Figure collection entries
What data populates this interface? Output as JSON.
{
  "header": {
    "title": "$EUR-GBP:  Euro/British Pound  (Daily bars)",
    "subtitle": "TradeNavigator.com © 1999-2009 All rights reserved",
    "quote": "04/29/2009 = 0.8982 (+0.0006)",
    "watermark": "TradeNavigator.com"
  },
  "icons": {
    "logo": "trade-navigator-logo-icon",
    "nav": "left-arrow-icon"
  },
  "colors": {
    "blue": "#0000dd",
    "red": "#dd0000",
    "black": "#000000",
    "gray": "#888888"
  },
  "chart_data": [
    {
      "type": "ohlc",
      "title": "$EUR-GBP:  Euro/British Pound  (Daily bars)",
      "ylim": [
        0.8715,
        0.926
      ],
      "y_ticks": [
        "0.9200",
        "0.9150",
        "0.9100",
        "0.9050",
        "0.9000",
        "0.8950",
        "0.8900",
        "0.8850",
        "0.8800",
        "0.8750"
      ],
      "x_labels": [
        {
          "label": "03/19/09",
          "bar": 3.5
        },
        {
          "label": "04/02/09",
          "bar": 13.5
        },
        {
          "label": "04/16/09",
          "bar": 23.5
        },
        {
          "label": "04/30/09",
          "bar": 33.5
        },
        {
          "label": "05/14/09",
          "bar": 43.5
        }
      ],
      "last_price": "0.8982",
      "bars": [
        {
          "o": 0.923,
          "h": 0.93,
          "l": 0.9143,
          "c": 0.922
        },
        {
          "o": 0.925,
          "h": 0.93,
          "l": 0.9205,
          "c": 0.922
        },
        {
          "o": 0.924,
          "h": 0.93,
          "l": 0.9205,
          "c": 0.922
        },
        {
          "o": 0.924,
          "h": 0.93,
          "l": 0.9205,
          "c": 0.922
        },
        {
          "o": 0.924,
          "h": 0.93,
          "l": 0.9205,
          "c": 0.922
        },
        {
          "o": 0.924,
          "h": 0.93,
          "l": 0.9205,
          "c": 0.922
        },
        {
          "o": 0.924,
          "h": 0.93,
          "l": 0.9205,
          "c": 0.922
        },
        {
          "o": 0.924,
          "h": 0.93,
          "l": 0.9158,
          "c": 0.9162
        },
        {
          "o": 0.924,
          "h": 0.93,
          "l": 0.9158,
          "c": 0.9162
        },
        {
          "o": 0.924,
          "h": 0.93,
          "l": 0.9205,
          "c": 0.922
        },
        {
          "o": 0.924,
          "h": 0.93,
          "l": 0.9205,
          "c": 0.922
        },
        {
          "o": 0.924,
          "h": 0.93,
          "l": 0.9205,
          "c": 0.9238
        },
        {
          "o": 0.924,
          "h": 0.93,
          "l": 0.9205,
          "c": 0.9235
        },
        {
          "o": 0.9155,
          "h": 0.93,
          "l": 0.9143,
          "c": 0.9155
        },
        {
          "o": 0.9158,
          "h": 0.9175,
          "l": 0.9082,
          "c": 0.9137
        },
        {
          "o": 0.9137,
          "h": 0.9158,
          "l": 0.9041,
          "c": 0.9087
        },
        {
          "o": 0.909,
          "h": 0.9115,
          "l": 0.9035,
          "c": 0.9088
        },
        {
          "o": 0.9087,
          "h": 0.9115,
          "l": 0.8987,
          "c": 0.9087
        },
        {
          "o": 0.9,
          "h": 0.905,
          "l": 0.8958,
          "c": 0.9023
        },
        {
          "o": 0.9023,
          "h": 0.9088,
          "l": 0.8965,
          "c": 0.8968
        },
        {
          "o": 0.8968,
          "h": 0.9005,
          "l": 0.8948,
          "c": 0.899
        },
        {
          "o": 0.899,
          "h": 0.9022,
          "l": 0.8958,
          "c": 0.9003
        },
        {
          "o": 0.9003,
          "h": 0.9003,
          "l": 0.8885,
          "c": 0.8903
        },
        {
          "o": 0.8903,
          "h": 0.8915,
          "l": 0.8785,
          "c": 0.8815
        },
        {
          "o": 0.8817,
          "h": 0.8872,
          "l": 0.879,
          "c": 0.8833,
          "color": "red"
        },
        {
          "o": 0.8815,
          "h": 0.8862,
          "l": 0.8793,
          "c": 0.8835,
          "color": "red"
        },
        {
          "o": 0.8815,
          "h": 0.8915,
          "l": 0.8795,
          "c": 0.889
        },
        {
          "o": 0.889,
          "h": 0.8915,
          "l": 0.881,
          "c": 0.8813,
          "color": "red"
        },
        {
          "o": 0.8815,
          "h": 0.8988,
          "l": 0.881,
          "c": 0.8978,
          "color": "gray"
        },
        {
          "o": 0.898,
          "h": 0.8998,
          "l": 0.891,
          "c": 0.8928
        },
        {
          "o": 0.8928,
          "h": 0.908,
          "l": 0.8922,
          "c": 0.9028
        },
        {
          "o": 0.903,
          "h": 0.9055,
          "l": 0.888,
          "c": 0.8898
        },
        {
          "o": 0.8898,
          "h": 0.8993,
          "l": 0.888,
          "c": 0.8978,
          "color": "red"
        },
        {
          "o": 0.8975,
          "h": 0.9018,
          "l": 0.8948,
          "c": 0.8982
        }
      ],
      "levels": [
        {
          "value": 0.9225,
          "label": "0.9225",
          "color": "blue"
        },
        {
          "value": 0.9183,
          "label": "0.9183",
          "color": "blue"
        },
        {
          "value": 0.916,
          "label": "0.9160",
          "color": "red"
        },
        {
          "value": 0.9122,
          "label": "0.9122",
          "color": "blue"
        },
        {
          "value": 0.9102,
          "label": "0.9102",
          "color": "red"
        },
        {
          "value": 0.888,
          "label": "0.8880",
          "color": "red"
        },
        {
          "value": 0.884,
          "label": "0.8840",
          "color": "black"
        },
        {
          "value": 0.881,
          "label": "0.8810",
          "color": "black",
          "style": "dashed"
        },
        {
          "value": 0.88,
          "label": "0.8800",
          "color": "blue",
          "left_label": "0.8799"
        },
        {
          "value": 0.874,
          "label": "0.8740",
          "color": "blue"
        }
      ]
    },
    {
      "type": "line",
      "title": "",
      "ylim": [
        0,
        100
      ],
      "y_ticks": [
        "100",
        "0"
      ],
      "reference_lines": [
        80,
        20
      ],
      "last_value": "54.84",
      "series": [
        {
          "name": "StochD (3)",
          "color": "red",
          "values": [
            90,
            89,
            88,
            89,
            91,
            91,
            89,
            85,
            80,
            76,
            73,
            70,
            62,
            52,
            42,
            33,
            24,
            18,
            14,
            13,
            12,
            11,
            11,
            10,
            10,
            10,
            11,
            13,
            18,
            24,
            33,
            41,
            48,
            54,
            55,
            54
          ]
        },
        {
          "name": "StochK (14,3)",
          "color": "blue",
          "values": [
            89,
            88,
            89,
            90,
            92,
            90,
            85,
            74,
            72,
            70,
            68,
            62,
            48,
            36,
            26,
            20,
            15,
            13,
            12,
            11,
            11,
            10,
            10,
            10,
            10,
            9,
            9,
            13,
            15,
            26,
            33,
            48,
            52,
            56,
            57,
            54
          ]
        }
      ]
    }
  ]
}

**What you will do:** Reproduce the material verbatim, line by line.

**Solution:**
What data populates this interface? Output as JSON.
{
  "header": {
    "title": "$EUR-GBP:  Euro/British Pound  (Daily bars)",
    "subtitle": "TradeNavigator.com © 1999-2009 All rights reserved",
    "quote": "04/29/2009 = 0.8982 (+0.0006)",
    "watermark": "TradeNavigator.com"
  },
  "icons": {
    "logo": "trade-navigator-logo-icon",
    "nav": "left-arrow-icon"
  },
  "colors": {
    "blue": "#0000dd",
    "red": "#dd0000",
    "black": "#000000",
    "gray": "#888888"
  },
  "chart_data": [
    {
      "type": "ohlc",
      "title": "$EUR-GBP:  Euro/British Pound  (Daily bars)",
      "ylim": [
        0.8715,
        0.926
      ],
      "y_ticks": [
        "0.9200",
        "0.9150",
        "0.9100",
        "0.9050",
        "0.9000",
        "0.8950",
        "0.8900",
        "0.8850",
        "0.8800",
        "0.8750"
      ],
      "x_labels": [
        {
          "label": "03/19/09",
          "bar": 3.5
        },
        {
          "label": "04/02/09",
          "bar": 13.5
        },
        {
          "label": "04/16/09",
          "bar": 23.5
        },
        {
          "label": "04/30/09",
          "bar": 33.5
        },
        {
          "label": "05/14/09",
          "bar": 43.5
        }
      ],
      "last_price": "0.8982",
      "bars": [
        {
          "o": 0.923,
          "h": 0.93,
          "l": 0.9143,
          "c": 0.922
        },
        {
          "o": 0.925,
          "h": 0.93,
          "l": 0.9205,
          "c": 0.922
        },
        {
          "o": 0.924,
          "h": 0.93,
          "l": 0.9205,
          "c": 0.922
        },
        {
          "o": 0.924,
          "h": 0.93,
          "l": 0.9205,
          "c": 0.922
        },
        {
          "o": 0.924,
          "h": 0.93,
          "l": 0.9205,
          "c": 0.922
        },
        {
          "o": 0.924,
          "h": 0.93,
          "l": 0.9205,
          "c": 0.922
        },
        {
          "o": 0.924,
          "h": 0.93,
          "l": 0.9205,
          "c": 0.922
        },
        {
          "o": 0.924,
          "h": 0.93,
          "l": 0.9158,
          "c": 0.9162
        },
        {
          "o": 0.924,
          "h": 0.93,
          "l": 0.9158,
          "c": 0.9162
        },
        {
          "o": 0.924,
          "h": 0.93,
          "l": 0.9205,
          "c": 0.922
        },
        {
          "o": 0.924,
          "h": 0.93,
          "l": 0.9205,
          "c": 0.922
        },
        {
          "o": 0.924,
          "h": 0.93,
          "l": 0.9205,
          "c": 0.9238
        },
        {
          "o": 0.924,
          "h": 0.93,
          "l": 0.9205,
          "c": 0.9235
        },
        {
          "o": 0.9155,
          "h": 0.93,
          "l": 0.9143,
          "c": 0.9155
        },
        {
          "o": 0.9158,
          "h": 0.9175,
          "l": 0.9082,
          "c": 0.9137
        },
        {
          "o": 0.9137,
          "h": 0.9158,
          "l": 0.9041,
          "c": 0.9087
        },
        {
          "o": 0.909,
          "h": 0.9115,
          "l": 0.9035,
          "c": 0.9088
        },
        {
          "o": 0.9087,
          "h": 0.9115,
          "l": 0.8987,
          "c": 0.9087
        },
        {
          "o": 0.9,
          "h": 0.905,
          "l": 0.8958,
          "c": 0.9023
        },
        {
          "o": 0.9023,
          "h": 0.9088,
          "l": 0.8965,
          "c": 0.8968
        },
        {
          "o": 0.8968,
          "h": 0.9005,
          "l": 0.8948,
          "c": 0.899
        },
        {
          "o": 0.899,
          "h": 0.9022,
          "l": 0.8958,
          "c": 0.9003
        },
        {
          "o": 0.9003,
          "h": 0.9003,
          "l": 0.8885,
          "c": 0.8903
        },
        {
          "o": 0.8903,
          "h": 0.8915,
          "l": 0.8785,
          "c": 0.8815
        },
        {
          "o": 0.8817,
          "h": 0.8872,
          "l": 0.879,
          "c": 0.8833,
          "color": "red"
        },
        {
          "o": 0.8815,
          "h": 0.8862,
          "l": 0.8793,
          "c": 0.8835,
          "color": "red"
        },
        {
          "o": 0.8815,
          "h": 0.8915,
          "l": 0.8795,
          "c": 0.889
        },
        {
          "o": 0.889,
          "h": 0.8915,
          "l": 0.881,
          "c": 0.8813,
          "color": "red"
        },
        {
          "o": 0.8815,
          "h": 0.8988,
          "l": 0.881,
          "c": 0.8978,
          "color": "gray"
        },
        {
          "o": 0.898,
          "h": 0.8998,
          "l": 0.891,
          "c": 0.8928
        },
        {
          "o": 0.8928,
          "h": 0.908,
          "l": 0.8922,
          "c": 0.9028
        },
        {
          "o": 0.903,
          "h": 0.9055,
          "l": 0.888,
          "c": 0.8898
        },
        {
          "o": 0.8898,
          "h": 0.8993,
          "l": 0.888,
          "c": 0.8978,
          "color": "red"
        },
        {
          "o": 0.8975,
          "h": 0.9018,
          "l": 0.8948,
          "c": 0.8982
        }
      ],
      "levels": [
        {
          "value": 0.9225,
          "label": "0.9225",
          "color": "blue"
        },
        {
          "value": 0.9183,
          "label": "0.9183",
          "color": "blue"
        },
        {
          "value": 0.916,
          "label": "0.9160",
          "color": "red"
        },
        {
          "value": 0.9122,
          "label": "0.9122",
          "color": "blue"
        },
        {
          "value": 0.9102,
          "label": "0.9102",
          "color": "red"
        },
        {
          "value": 0.888,
          "label": "0.8880",
          "color": "red"
        },
        {
          "value": 0.884,
          "label": "0.8840",
          "color": "black"
        },
        {
          "value": 0.881,
          "label": "0.8810",
          "color": "black",
          "style": "dashed"
        },
        {
          "value": 0.88,
          "label": "0.8800",
          "color": "blue",
          "left_label": "0.8799"
        },
        {
          "value": 0.874,
          "label": "0.8740",
          "color": "blue"
        }
      ]
    },
    {
      "type": "line",
      "title": "",
      "ylim": [
        0,
        100
      ],
      "y_ticks": [
        "100",
        "0"
      ],
      "reference_lines": [
        80,
        20
      ],
      "last_value": "54.84",
      "series": [
        {
          "name": "StochD (3)",
          "color": "red",
          "values": [
            90,
            89,
            88,
            89,
            91,
            91,
            89,
            85,
            80,
            76,
            73,
            70,
            62,
            52,
            42,
            33,
            24,
            18,
            14,
            13,
            12,
            11,
            11,
            10,
            10,
            10,
            11,
            13,
            18,
            24,
            33,
            41,
            48,
            54,
            55,
            54
          ]
        },
        {
          "name": "StochK (14,3)",
          "color": "blue",
          "values": [
            89,
            88,
            89,
            90,
            92,
            90,
            85,
            74,
            72,
            70,
            68,
            62,
            48,
            36,
            26,
            20,
            15,
            13,
            12,
            11,
            11,
            10,
            10,
            10,
            10,
            9,
            9,
            13,
            15,
            26,
            33,
            48,
            52,
            56,
            57,
            54
          ]
        }
      ]
    }
  ]
}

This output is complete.